+++ Stored data
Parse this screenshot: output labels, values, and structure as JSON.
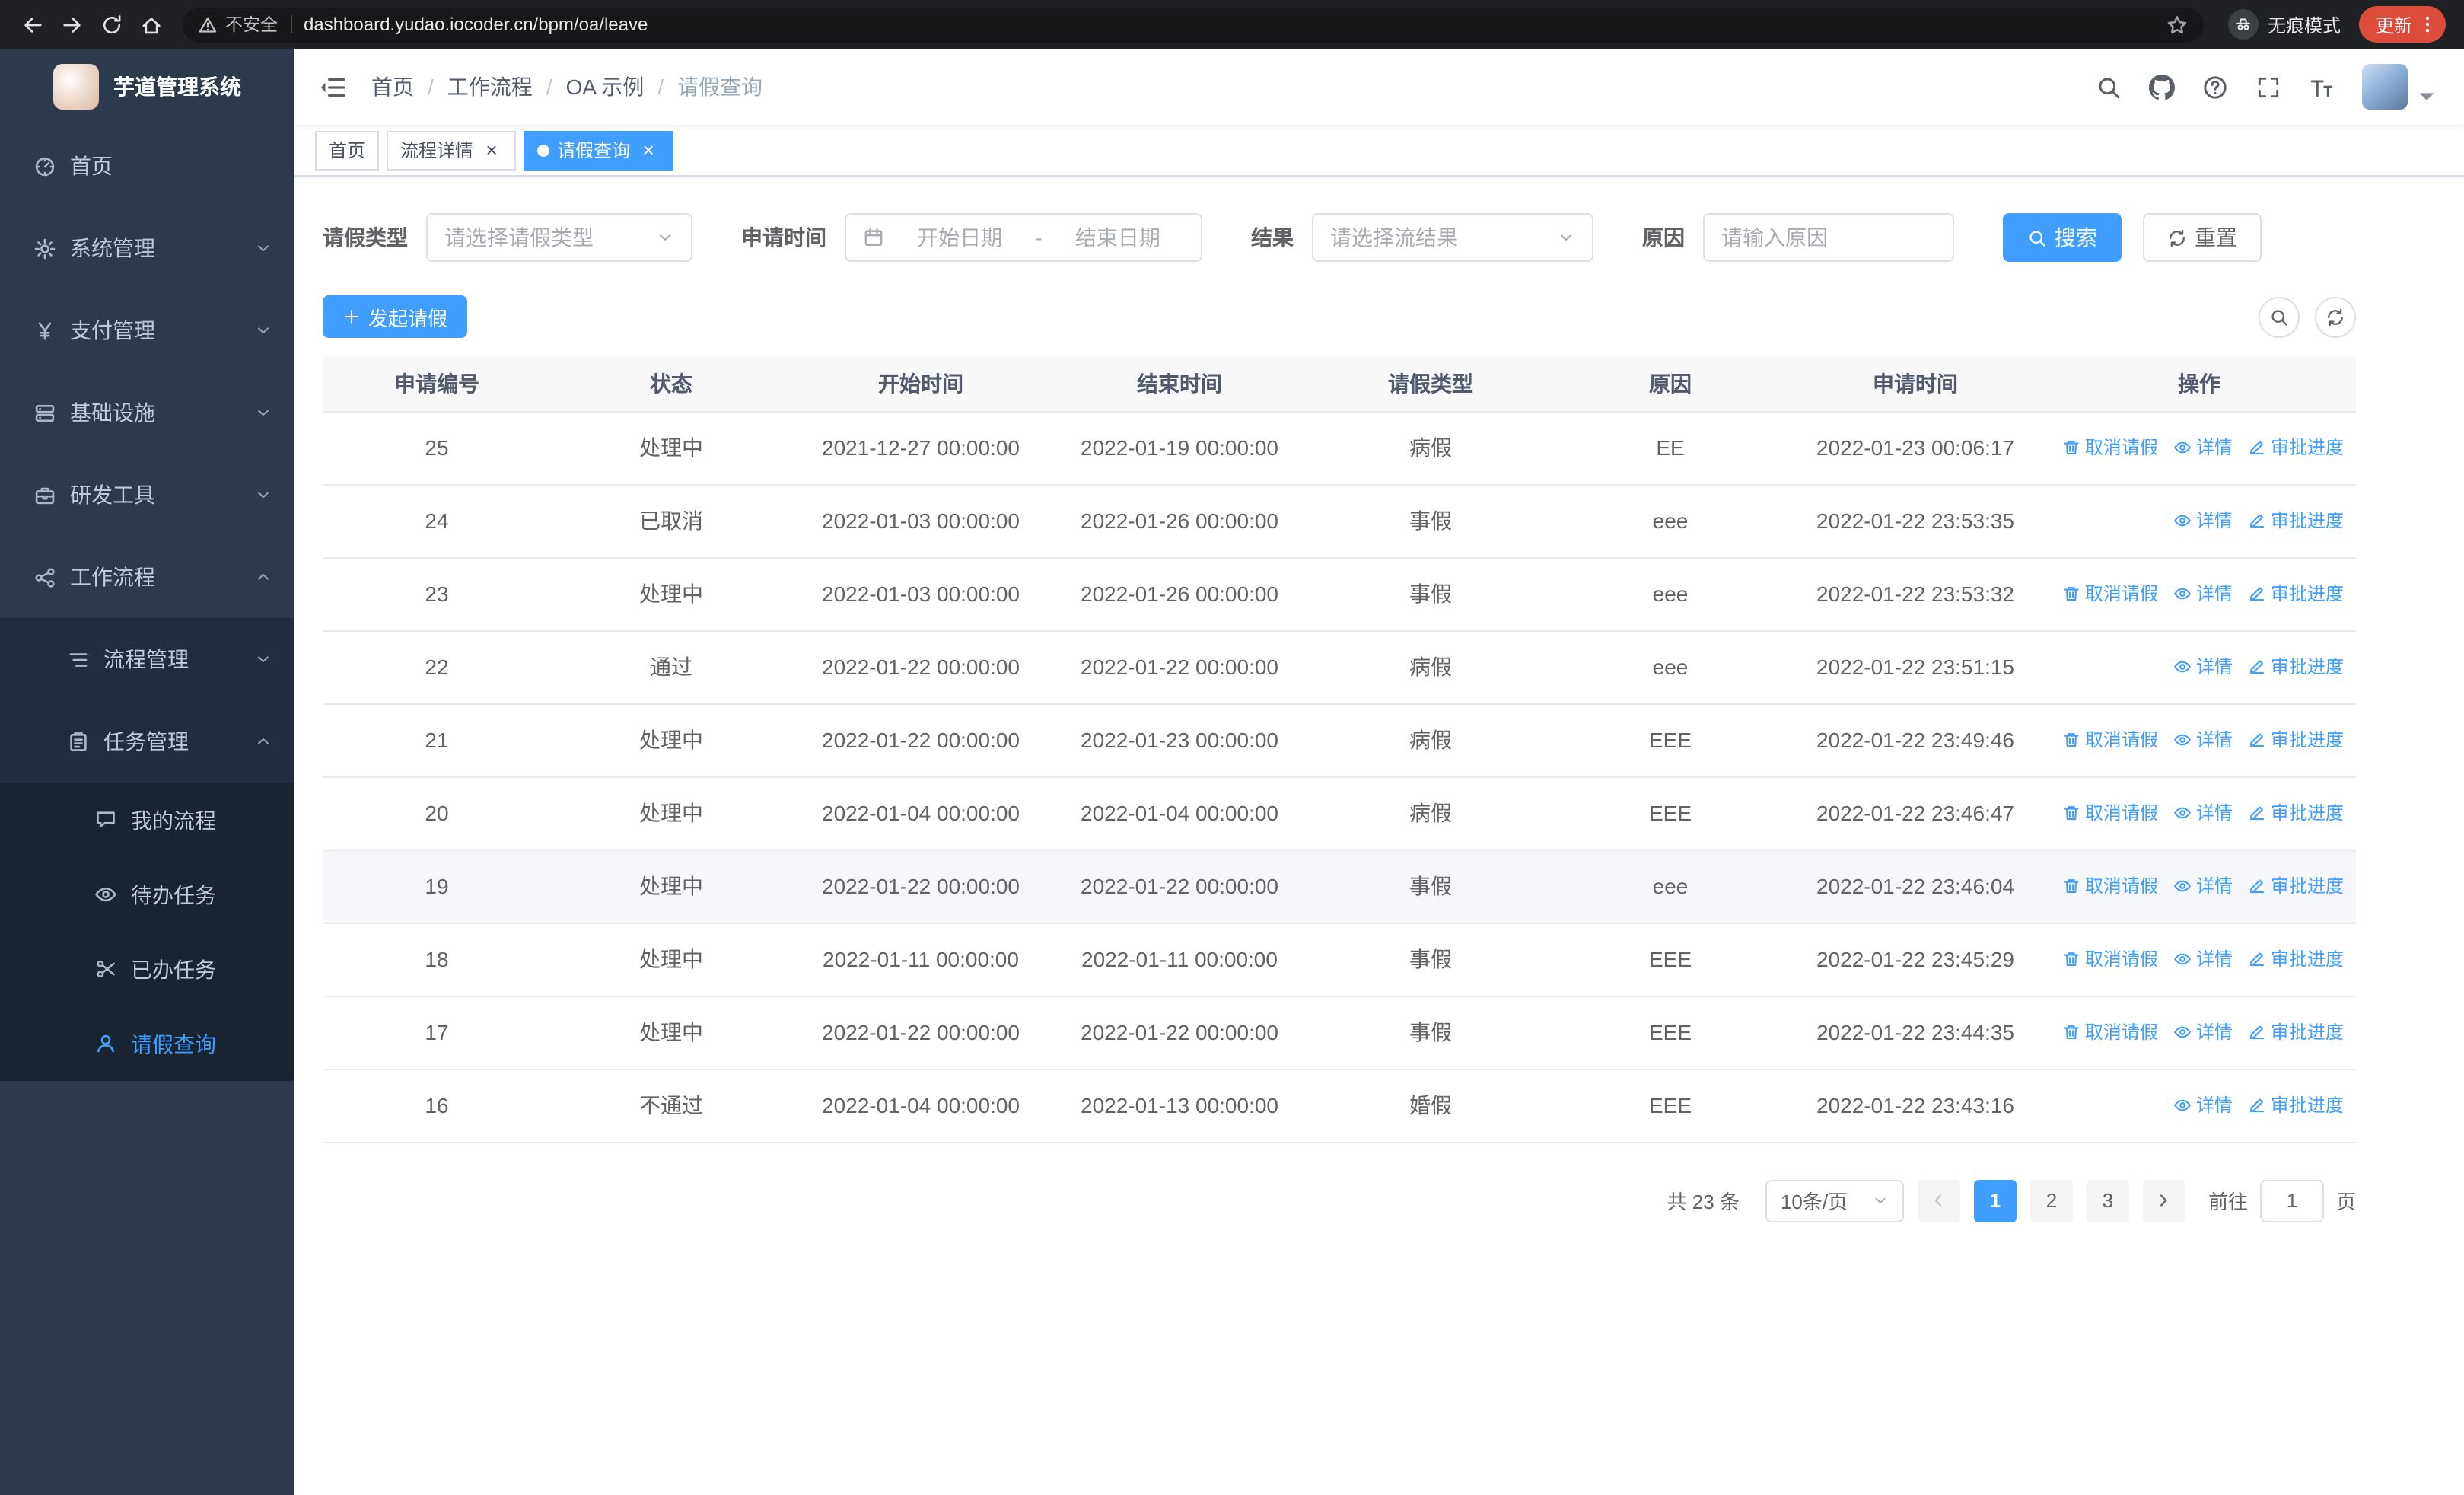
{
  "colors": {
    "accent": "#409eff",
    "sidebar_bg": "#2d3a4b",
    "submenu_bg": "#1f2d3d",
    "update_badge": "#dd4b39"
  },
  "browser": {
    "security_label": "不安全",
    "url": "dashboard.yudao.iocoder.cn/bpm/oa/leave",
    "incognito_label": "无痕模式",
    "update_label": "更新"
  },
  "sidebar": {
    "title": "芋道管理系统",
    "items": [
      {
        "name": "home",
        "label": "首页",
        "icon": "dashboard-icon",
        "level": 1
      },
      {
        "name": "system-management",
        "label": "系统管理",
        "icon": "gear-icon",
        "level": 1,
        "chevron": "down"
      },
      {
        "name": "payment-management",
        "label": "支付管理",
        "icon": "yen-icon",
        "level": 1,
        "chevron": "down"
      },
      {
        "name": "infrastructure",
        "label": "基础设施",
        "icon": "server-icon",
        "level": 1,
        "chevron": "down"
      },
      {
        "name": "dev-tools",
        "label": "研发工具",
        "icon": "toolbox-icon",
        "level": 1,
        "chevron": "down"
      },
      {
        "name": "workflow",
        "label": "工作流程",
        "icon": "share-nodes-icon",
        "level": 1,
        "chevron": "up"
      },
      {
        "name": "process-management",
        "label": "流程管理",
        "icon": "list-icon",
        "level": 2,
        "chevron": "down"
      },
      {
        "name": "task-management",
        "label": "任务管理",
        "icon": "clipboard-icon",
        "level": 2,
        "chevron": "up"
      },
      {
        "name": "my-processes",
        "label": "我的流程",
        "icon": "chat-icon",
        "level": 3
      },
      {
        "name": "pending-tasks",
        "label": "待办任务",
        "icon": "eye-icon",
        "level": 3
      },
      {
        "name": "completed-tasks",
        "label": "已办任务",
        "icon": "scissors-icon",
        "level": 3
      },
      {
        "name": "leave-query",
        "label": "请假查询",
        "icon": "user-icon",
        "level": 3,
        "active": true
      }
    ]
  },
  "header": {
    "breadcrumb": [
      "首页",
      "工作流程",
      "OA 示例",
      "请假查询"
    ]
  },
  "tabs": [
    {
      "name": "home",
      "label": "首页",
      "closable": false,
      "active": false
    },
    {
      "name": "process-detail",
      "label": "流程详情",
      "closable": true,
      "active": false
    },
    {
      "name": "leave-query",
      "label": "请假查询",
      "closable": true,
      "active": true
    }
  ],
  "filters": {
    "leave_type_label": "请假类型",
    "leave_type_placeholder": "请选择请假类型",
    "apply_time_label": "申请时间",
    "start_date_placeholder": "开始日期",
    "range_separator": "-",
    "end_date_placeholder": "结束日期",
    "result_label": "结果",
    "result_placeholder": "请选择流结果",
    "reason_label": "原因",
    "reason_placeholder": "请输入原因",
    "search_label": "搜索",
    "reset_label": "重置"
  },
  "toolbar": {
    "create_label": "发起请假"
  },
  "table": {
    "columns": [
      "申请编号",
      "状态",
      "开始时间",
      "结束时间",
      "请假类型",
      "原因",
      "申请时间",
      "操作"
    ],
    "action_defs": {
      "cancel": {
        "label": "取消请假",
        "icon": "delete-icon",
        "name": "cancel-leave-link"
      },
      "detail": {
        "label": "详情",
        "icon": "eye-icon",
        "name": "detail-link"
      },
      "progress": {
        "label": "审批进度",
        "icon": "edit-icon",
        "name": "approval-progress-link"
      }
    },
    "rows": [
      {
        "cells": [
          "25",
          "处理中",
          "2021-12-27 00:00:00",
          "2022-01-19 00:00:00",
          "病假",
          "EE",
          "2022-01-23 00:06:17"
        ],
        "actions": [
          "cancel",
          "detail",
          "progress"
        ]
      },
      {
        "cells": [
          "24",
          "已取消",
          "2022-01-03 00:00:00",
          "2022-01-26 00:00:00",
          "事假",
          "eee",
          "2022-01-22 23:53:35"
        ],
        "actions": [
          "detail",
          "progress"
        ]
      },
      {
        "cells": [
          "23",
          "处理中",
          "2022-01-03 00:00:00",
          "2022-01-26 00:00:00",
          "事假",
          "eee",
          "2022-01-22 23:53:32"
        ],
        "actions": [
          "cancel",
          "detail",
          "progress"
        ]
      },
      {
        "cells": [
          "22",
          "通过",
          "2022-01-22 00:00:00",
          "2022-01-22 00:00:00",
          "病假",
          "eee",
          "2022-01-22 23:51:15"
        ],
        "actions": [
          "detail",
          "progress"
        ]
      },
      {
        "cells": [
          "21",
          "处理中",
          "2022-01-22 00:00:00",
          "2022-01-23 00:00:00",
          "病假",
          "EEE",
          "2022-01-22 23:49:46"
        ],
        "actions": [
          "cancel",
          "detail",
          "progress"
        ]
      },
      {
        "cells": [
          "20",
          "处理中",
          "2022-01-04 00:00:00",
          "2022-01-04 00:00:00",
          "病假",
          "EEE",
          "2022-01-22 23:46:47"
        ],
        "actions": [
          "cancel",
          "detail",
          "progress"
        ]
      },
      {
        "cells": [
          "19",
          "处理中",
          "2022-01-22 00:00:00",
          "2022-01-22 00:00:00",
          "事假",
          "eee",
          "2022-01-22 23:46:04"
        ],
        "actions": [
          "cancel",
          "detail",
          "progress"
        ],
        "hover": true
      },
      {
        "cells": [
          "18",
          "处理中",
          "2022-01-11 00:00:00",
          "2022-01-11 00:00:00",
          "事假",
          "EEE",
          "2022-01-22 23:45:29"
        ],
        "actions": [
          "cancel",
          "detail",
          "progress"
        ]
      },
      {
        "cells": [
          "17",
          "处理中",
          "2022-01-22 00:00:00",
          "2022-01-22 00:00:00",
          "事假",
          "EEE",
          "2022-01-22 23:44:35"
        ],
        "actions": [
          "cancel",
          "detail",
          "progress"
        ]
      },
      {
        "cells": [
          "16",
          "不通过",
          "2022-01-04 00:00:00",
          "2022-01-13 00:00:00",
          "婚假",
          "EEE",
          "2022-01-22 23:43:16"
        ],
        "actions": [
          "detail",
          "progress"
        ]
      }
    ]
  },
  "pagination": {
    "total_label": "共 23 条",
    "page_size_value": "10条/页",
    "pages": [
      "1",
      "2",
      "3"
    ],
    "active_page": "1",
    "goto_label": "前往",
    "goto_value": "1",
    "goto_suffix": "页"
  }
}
++++++
+++ Stored data
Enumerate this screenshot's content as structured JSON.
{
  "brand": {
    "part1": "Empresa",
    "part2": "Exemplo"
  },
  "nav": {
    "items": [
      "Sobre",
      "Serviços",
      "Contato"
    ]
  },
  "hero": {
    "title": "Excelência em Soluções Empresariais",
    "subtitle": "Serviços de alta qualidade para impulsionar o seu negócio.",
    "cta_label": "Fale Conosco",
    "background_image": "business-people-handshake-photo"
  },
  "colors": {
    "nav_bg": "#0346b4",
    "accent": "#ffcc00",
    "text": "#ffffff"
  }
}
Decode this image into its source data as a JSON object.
++++++
Go through the material above and output exactly the lines from the one containing "Enumerate this screenshot's" through the one containing "Decode this image".

Enumerate this screenshot's content as structured JSON.
{
  "brand": {
    "part1": "Empresa",
    "part2": "Exemplo"
  },
  "nav": {
    "items": [
      "Sobre",
      "Serviços",
      "Contato"
    ]
  },
  "hero": {
    "title": "Excelência em Soluções Empresariais",
    "subtitle": "Serviços de alta qualidade para impulsionar o seu negócio.",
    "cta_label": "Fale Conosco",
    "background_image": "business-people-handshake-photo"
  },
  "colors": {
    "nav_bg": "#0346b4",
    "accent": "#ffcc00",
    "text": "#ffffff"
  }
}
Decode this image into its source data as a JSON object.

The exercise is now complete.